§ **Task statement**
Please figure out how many lines in the material contain "Tumor", and give only that number.
══════
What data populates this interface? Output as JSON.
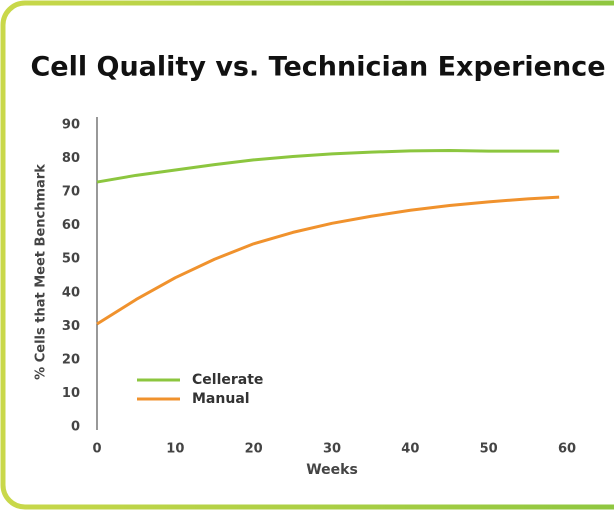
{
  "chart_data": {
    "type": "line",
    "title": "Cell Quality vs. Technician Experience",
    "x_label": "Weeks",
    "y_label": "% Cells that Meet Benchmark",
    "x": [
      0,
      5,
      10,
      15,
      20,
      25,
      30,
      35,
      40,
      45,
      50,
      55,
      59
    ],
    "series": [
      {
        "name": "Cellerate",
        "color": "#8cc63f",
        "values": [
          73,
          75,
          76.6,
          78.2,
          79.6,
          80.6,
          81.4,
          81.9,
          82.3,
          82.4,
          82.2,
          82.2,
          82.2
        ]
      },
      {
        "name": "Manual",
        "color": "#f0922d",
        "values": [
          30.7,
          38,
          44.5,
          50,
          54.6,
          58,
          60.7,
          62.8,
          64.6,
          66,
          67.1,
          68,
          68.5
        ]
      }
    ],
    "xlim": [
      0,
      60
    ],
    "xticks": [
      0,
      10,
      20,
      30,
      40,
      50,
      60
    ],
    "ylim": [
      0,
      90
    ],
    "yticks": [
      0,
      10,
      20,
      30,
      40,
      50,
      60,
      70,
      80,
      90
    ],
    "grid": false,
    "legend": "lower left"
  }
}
══════
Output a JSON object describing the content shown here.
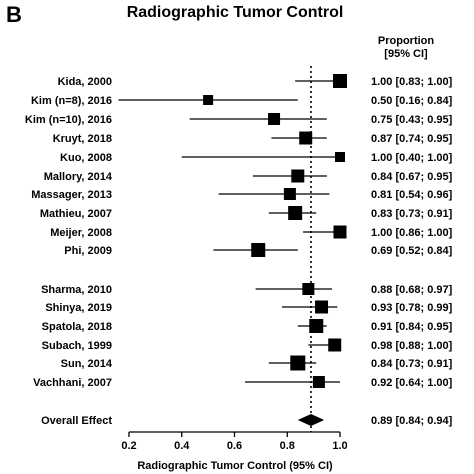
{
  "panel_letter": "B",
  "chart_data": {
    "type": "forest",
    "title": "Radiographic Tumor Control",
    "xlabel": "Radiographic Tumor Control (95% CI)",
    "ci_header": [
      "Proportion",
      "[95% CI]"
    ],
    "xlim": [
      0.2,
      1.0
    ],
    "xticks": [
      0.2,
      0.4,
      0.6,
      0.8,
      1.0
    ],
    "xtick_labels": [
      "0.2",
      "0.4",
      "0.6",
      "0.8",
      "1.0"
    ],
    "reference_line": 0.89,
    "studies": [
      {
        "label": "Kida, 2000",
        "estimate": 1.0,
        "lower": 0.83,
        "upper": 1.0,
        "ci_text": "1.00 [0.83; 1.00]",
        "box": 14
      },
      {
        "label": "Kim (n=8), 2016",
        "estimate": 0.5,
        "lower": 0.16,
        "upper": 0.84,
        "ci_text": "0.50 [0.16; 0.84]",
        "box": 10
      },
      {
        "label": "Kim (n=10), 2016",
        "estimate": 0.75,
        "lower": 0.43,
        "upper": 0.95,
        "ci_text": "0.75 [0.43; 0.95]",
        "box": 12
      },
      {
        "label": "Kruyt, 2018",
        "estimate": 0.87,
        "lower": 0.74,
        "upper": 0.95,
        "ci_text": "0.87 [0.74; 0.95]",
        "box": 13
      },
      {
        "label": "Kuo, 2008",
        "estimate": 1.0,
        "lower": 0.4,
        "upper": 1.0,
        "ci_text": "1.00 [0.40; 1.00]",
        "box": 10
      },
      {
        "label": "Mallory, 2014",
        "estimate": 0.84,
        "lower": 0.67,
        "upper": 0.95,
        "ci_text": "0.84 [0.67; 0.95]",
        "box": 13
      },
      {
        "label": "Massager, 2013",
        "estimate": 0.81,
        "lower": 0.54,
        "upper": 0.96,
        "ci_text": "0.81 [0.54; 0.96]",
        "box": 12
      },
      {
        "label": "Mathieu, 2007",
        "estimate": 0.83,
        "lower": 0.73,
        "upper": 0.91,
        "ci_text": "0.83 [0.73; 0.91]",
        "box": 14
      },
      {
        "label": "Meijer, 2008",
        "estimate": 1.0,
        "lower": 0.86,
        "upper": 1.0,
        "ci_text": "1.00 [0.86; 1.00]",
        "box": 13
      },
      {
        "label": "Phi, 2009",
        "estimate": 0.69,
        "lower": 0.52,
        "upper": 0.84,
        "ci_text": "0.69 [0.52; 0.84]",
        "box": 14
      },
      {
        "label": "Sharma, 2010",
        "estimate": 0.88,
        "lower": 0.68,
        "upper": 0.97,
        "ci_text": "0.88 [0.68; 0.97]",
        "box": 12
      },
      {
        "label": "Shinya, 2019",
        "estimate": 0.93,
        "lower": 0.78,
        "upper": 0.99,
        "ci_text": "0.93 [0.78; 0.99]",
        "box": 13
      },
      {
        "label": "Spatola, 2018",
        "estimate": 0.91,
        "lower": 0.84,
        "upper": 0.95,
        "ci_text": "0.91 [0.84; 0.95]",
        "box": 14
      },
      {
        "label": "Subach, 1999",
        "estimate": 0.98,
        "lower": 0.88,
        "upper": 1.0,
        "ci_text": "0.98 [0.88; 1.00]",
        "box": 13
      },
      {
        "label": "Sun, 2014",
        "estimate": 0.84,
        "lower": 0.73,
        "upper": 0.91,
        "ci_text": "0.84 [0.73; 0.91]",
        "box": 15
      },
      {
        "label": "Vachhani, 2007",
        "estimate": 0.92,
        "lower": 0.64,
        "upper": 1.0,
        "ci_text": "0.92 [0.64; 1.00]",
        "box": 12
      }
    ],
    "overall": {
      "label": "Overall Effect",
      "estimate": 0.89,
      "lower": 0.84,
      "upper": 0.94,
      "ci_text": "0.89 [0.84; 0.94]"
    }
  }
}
══════
§ **Written answer**
2